Given task: Gather every line holding the string "показателям".

Data provided:
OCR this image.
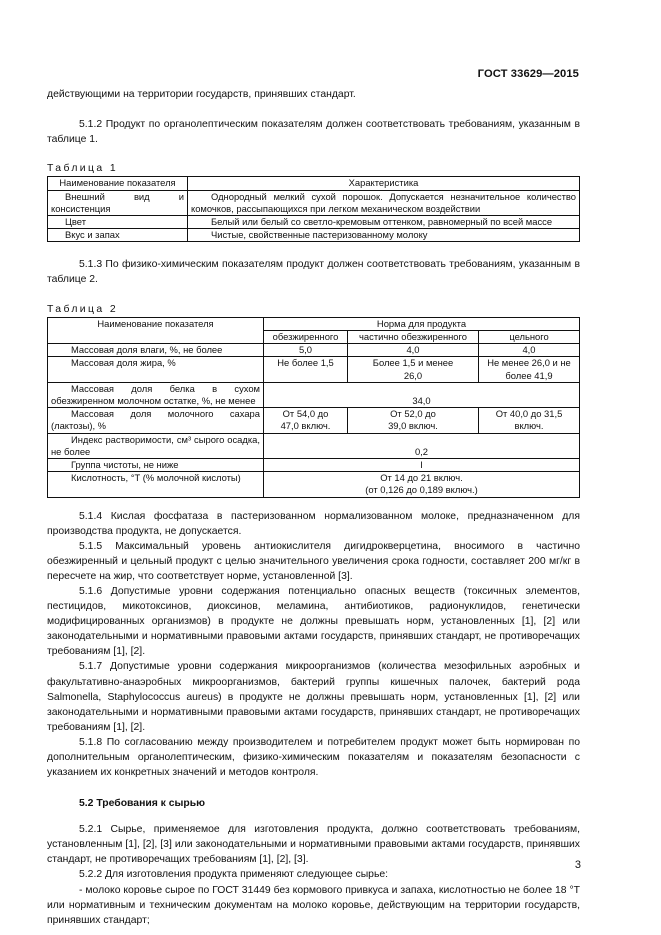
ГОСТ 33629—2015

действующими на территории государств, принявших стандарт.

5.1.2 Продукт по органолептическим показателям должен соответствовать требованиям, указанным в таблице 1.

Таблица 1
Наименование показателя	Характеристика
Внешний вид и консистенция	Однородный мелкий сухой порошок. Допускается незначительное количество комочков, рассыпающихся при легком механическом воздействии
Цвет	Белый или белый со светло-кремовым оттенком, равномерный по всей массе
Вкус и запах	Чистые, свойственные пастеризованному молоку

5.1.3 По физико-химическим показателям продукт должен соответствовать требованиям, указанным в таблице 2.

Таблица 2
Наименование показателя	Норма для продукта		
	обезжиренного	частично обезжиренного	цельного
Массовая доля влаги, %, не более	5,0	4,0	4,0
Массовая доля жира, %	Не более 1,5	Более 1,5 и менее 26,0	Не менее 26,0 и не более 41,9
Массовая доля белка в сухом обезжиренном молочном остатке, %, не менее	34,0		
Массовая доля молочного сахара (лактозы), %	От 54,0 до 47,0 включ.	От 52,0 до 39,0 включ.	От 40,0 до 31,5 включ.
Индекс растворимости, см³ сырого осадка, не более	0,2		
Группа чистоты, не ниже	I		
Кислотность, °Т (% молочной кислоты)	От 14 до 21 включ.
(от 0,126 до 0,189 включ.)		

5.1.4 Кислая фосфатаза в пастеризованном нормализованном молоке, предназначенном для производства продукта, не допускается.

5.1.5 Максимальный уровень антиокислителя дигидрокверцетина, вносимого в частично обезжиренный и цельный продукт с целью значительного увеличения срока годности, составляет 200 мг/кг в пересчете на жир, что соответствует норме, установленной [3].

5.1.6 Допустимые уровни содержания потенциально опасных веществ (токсичных элементов, пестицидов, микотоксинов, диоксинов, меламина, антибиотиков, радионуклидов, генетически модифицированных организмов) в продукте не должны превышать норм, установленных [1], [2] или законодательными и нормативными правовыми актами государств, принявших стандарт, не противоречащих требованиям [1], [2].

5.1.7 Допустимые уровни содержания микроорганизмов (количества мезофильных аэробных и факультативно-анаэробных микроорганизмов, бактерий группы кишечных палочек, бактерий рода Salmonella, Staphylococcus aureus) в продукте не должны превышать норм, установленных [1], [2] или законодательными и нормативными правовыми актами государств, принявших стандарт, не противоречащих требованиям [1], [2].

5.1.8 По согласованию между производителем и потребителем продукт может быть нормирован по дополнительным органолептическим, физико-химическим показателям и показателям безопасности с указанием их конкретных значений и методов контроля.

5.2 Требования к сырью

5.2.1 Сырье, применяемое для изготовления продукта, должно соответствовать требованиям, установленным [1], [2], [3] или законодательными и нормативными правовыми актами государств, принявших стандарт, не противоречащих требованиям [1], [2], [3].

5.2.2 Для изготовления продукта применяют следующее сырье:

- молоко коровье сырое по ГОСТ 31449 без кормового привкуса и запаха, кислотностью не более 18 °Т или нормативным и техническим документам на молоко коровье, действующим на территории государств, принявших стандарт;

3
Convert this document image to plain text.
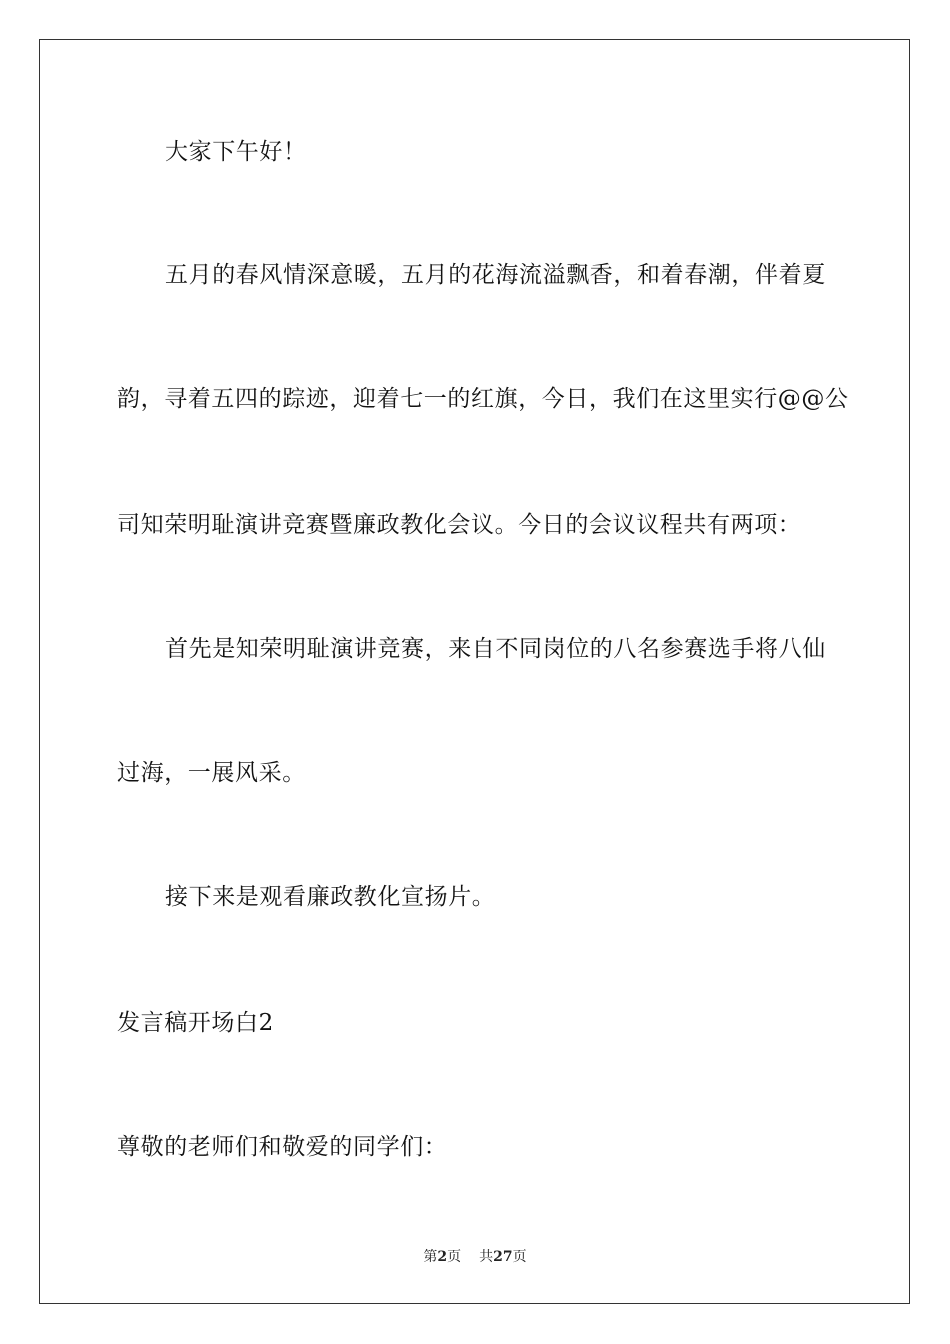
大家下午好！
五月的春风情深意暖，五月的花海流溢飘香，和着春潮，伴着夏
韵，寻着五四的踪迹，迎着七一的红旗，今日，我们在这里实行@@公
司知荣明耻演讲竞赛暨廉政教化会议。今日的会议议程共有两项：
首先是知荣明耻演讲竞赛，来自不同岗位的八名参赛选手将八仙
过海，一展风采。
接下来是观看廉政教化宣扬片。
发言稿开场白2
尊敬的老师们和敬爱的同学们：
第2页 共27页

Task result:
5.1.2 Продукт по органолептическим показателям должен соответствовать требованиям, указанным в таблице 1.
5.1.3 По физико-химическим показателям продукт должен соответствовать требованиям, указанным в таблице 2.
5.1.8 По согласованию между производителем и потребителем продукт может быть нормирован по дополнительным органолептическим, физико-химическим показателям и показателям безопасности с указанием их конкретных значений и методов контроля.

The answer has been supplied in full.